* [Direction] Work out the number of lines in the listing that include the string "ελληνικής". Reply with that number alone.

Data excerpts
################

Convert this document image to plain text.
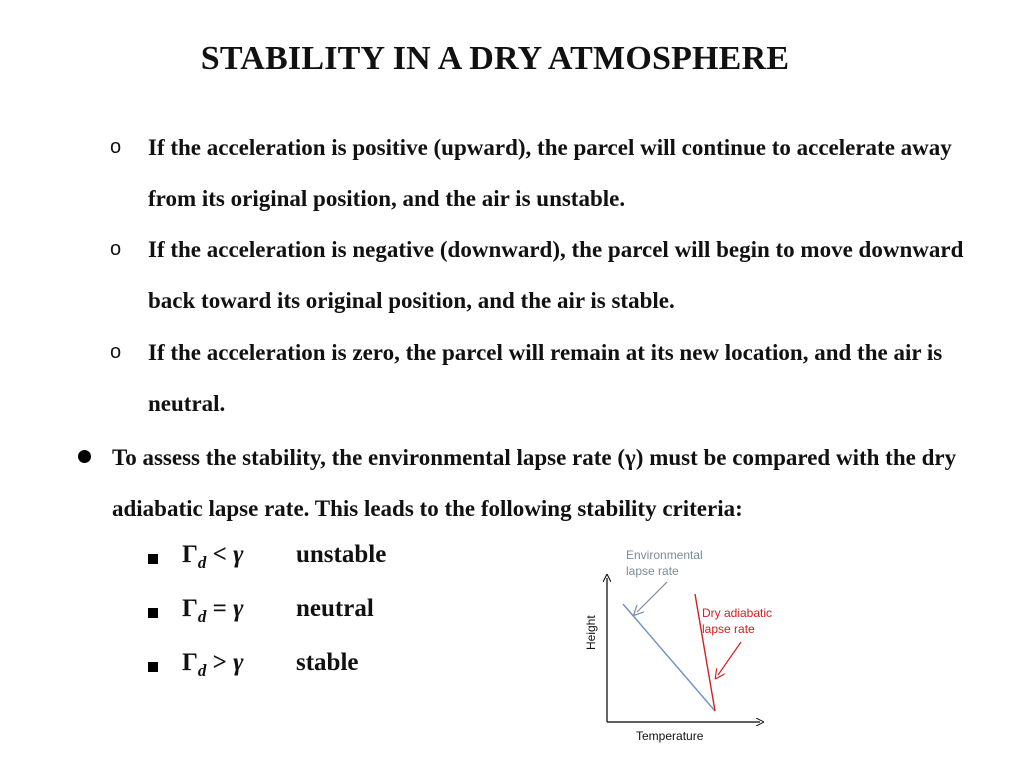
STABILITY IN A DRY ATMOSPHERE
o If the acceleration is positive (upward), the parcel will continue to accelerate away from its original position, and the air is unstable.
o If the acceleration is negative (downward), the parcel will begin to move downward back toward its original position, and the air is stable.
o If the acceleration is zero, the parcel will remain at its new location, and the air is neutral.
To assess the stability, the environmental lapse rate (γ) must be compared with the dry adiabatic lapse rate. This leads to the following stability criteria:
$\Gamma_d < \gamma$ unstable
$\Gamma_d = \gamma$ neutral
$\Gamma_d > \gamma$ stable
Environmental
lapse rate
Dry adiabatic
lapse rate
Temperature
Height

################

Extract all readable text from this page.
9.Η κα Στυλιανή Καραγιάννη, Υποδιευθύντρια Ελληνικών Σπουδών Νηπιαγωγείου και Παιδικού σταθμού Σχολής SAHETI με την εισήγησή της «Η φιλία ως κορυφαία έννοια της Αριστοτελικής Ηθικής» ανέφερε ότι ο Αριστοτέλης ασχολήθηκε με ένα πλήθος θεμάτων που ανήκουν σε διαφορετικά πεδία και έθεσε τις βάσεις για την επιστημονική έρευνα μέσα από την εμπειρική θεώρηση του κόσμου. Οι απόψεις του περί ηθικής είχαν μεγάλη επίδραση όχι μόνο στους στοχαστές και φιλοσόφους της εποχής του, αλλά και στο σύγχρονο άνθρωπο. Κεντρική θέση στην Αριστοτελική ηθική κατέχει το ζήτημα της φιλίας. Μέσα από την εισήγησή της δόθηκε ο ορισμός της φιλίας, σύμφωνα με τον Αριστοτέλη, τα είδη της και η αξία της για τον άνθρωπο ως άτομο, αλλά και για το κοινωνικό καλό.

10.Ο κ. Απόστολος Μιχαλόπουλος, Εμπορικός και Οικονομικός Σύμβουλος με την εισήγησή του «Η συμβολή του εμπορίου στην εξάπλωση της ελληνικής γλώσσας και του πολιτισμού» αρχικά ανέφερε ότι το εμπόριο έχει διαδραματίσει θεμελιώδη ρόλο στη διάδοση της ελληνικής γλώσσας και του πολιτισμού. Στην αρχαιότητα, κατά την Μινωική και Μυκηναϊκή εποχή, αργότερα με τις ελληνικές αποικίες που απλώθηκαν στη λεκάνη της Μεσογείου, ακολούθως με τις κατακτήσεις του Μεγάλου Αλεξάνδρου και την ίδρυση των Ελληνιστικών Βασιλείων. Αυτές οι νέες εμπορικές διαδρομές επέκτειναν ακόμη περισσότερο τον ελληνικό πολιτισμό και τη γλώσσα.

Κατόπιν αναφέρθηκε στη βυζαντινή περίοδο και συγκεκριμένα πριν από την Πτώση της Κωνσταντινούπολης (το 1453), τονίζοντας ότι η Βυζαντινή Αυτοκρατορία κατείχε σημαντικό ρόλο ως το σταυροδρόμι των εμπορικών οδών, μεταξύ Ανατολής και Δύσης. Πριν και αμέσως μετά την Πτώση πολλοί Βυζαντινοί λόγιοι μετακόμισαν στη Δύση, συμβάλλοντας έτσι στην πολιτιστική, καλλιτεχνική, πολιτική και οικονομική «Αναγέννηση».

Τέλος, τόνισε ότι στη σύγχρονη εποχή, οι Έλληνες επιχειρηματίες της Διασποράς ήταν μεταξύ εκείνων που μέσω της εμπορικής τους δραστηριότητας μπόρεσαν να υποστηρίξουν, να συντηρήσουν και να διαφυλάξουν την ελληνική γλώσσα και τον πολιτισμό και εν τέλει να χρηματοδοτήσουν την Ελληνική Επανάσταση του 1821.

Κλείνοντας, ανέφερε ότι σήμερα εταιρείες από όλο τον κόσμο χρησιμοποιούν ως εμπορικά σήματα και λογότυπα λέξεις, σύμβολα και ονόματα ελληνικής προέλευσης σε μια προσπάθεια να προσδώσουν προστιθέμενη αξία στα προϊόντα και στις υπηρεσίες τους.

################

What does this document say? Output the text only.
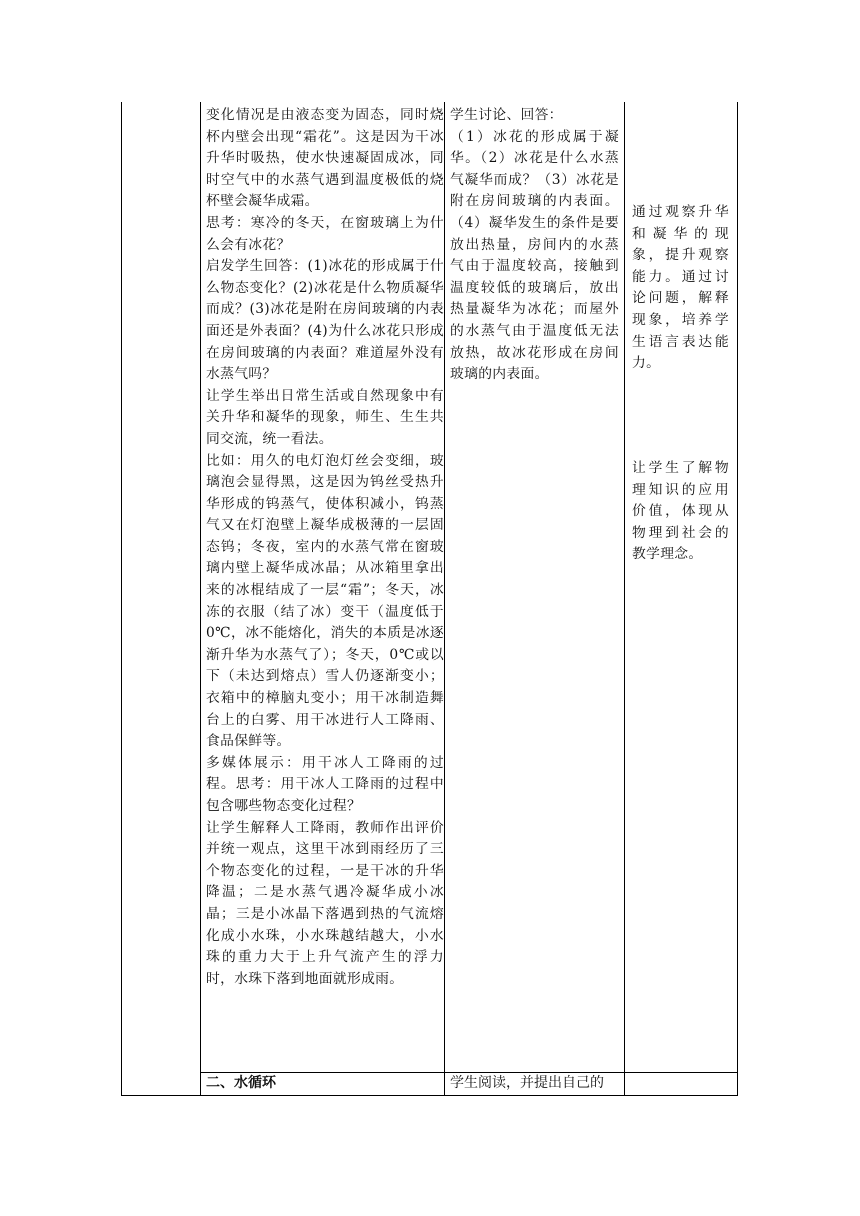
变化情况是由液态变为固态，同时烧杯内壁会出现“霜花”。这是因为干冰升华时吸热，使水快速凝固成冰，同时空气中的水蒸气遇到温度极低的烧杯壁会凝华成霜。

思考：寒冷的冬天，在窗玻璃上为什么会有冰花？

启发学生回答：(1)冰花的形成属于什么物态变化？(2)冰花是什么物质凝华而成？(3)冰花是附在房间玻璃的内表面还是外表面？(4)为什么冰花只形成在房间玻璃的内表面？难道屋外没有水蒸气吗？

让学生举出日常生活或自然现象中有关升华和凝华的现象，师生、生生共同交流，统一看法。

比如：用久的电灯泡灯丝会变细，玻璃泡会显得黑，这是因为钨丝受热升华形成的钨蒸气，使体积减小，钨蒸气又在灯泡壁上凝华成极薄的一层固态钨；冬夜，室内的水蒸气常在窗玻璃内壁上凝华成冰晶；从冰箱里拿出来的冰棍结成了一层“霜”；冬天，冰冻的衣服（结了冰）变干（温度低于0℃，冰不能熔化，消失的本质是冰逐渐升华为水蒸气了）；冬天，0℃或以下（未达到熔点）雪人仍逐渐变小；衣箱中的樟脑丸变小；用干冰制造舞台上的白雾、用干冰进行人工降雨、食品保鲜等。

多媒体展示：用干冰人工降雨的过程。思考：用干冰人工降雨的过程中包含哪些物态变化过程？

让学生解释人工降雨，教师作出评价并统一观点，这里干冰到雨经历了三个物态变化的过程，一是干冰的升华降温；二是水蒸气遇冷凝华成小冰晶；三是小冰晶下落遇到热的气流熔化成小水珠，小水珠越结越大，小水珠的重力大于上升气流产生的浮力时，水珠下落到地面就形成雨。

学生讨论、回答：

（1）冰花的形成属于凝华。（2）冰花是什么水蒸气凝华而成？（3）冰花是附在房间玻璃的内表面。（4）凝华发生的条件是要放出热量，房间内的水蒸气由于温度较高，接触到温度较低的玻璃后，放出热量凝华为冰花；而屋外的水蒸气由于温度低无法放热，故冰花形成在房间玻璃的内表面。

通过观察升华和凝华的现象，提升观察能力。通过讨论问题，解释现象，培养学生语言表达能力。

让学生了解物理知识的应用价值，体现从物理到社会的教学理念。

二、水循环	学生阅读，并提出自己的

################

* [Solution to this problem] 2